### The task
In the material below, the lines containing the word "Support" are required; copy each of them.

### Supplied records
* Begin *
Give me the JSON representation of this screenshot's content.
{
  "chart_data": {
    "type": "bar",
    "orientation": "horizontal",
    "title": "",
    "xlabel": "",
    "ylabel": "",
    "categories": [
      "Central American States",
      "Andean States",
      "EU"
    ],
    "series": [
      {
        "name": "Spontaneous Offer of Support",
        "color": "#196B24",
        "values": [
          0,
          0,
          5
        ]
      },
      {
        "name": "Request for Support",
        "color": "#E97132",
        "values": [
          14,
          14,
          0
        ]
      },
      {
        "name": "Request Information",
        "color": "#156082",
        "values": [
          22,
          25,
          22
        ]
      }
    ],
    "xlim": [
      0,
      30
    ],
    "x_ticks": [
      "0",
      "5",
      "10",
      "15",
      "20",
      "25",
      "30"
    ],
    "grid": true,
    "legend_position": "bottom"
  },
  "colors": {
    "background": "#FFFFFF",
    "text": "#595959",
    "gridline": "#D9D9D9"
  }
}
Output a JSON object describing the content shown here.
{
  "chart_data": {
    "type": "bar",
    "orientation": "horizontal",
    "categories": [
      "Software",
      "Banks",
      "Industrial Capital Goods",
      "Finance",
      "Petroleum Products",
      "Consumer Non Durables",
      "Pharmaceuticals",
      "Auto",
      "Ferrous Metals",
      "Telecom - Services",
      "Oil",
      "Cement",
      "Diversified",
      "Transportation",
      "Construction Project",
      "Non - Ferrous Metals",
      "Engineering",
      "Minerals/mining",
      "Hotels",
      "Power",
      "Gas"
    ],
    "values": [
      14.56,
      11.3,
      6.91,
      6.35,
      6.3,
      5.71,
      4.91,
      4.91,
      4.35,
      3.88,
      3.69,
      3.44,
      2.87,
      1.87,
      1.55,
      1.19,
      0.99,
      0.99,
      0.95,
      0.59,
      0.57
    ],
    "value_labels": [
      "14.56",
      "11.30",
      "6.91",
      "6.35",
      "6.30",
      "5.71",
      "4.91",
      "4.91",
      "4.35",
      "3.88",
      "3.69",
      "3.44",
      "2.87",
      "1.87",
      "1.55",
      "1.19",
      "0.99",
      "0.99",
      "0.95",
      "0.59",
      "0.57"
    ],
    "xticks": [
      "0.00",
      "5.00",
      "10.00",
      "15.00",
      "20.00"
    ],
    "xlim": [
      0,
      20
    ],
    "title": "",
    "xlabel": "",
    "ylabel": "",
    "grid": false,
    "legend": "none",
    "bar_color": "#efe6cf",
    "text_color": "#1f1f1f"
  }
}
* End *
### Exercise solution
        "name": "Spontaneous Offer of Support",
        "name": "Request for Support",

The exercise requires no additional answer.